PROBLEM:
Collect every line in the entries below that contains the string "marker".

[Entries from a dataset]
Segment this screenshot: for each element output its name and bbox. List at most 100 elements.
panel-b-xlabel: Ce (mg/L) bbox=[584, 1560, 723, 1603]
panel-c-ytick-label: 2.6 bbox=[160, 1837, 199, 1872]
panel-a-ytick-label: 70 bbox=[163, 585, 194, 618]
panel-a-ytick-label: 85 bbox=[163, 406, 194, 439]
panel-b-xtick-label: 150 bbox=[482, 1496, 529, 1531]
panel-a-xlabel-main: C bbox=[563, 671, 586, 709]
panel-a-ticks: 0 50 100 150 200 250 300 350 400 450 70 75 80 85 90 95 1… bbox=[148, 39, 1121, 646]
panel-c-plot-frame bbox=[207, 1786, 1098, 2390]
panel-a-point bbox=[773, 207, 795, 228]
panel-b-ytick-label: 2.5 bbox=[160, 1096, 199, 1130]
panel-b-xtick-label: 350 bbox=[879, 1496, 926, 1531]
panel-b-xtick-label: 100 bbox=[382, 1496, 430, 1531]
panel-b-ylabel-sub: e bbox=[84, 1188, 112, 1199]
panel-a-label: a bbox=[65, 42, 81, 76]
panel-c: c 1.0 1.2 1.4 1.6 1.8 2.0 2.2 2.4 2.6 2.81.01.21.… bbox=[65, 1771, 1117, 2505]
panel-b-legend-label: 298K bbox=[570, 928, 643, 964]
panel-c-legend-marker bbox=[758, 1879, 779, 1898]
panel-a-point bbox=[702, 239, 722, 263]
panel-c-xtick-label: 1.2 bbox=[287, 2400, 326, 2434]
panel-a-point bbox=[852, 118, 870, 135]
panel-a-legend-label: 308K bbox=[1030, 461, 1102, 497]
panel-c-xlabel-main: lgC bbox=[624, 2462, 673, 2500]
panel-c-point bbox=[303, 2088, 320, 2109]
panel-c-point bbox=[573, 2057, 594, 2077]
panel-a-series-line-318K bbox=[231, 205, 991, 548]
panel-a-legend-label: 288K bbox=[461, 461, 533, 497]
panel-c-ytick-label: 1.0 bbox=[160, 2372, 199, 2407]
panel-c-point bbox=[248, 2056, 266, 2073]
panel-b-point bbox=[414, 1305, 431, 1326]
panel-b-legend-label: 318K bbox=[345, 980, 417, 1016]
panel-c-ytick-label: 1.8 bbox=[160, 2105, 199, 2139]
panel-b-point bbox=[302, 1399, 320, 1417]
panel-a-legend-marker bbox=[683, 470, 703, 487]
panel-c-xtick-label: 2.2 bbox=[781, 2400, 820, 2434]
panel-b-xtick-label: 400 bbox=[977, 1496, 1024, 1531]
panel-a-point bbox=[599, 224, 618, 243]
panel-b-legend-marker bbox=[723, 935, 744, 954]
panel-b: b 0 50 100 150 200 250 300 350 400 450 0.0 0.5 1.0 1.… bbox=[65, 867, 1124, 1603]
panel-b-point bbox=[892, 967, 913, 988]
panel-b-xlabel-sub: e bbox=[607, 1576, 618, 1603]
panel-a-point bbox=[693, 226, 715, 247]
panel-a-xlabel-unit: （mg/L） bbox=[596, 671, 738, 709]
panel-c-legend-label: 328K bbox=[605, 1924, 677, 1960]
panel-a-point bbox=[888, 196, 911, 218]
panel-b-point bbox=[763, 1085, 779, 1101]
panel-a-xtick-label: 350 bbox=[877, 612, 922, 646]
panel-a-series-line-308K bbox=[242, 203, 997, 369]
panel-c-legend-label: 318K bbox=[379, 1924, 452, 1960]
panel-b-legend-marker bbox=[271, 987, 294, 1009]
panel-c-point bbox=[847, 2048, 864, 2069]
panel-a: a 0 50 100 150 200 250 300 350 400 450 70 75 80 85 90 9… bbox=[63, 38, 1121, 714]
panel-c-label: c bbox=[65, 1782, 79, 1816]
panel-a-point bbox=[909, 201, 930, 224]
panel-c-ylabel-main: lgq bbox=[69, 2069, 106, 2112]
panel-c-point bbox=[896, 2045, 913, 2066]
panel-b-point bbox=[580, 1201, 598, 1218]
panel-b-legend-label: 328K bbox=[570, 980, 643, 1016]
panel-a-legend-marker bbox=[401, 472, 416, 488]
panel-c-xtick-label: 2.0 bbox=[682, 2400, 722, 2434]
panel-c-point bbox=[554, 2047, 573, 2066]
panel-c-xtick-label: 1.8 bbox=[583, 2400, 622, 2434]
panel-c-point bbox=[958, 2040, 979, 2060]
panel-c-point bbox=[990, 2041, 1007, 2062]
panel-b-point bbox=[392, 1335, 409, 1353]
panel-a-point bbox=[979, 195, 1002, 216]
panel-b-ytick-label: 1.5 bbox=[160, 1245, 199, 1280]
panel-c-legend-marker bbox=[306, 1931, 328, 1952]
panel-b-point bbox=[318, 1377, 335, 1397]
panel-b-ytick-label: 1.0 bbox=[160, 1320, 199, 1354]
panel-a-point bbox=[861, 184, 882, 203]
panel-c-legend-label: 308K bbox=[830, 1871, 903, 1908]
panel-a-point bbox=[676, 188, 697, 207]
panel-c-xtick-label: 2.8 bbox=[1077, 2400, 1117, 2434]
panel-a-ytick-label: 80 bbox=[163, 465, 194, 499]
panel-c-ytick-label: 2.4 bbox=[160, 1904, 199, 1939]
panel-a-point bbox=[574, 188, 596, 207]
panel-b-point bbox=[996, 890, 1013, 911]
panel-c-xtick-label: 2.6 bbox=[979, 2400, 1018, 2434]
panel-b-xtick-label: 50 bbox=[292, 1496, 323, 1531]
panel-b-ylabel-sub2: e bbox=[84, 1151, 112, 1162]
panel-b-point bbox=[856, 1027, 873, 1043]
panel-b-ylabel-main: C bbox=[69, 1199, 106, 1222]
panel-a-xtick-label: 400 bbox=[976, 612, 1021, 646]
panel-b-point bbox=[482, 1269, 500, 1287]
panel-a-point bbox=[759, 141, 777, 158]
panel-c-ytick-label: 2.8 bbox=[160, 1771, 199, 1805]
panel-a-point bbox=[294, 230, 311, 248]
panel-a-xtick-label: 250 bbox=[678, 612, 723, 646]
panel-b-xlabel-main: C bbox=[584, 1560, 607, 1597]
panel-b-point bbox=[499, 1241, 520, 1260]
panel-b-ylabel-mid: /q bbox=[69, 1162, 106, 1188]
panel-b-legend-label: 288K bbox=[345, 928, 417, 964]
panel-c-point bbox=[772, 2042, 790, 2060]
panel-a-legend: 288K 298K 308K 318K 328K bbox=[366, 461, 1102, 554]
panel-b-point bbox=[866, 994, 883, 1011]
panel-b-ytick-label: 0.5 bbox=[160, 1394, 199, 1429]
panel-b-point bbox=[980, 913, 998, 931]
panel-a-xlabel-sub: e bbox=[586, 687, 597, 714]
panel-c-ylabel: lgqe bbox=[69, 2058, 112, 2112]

CORRECT RESPONSE:
panel-c-legend-marker bbox=[758, 1879, 779, 1898]
panel-a-legend-marker bbox=[683, 470, 703, 487]
panel-b-legend-marker bbox=[723, 935, 744, 954]
panel-b-legend-marker bbox=[271, 987, 294, 1009]
panel-a-legend-marker bbox=[401, 472, 416, 488]
panel-c-legend-marker bbox=[306, 1931, 328, 1952]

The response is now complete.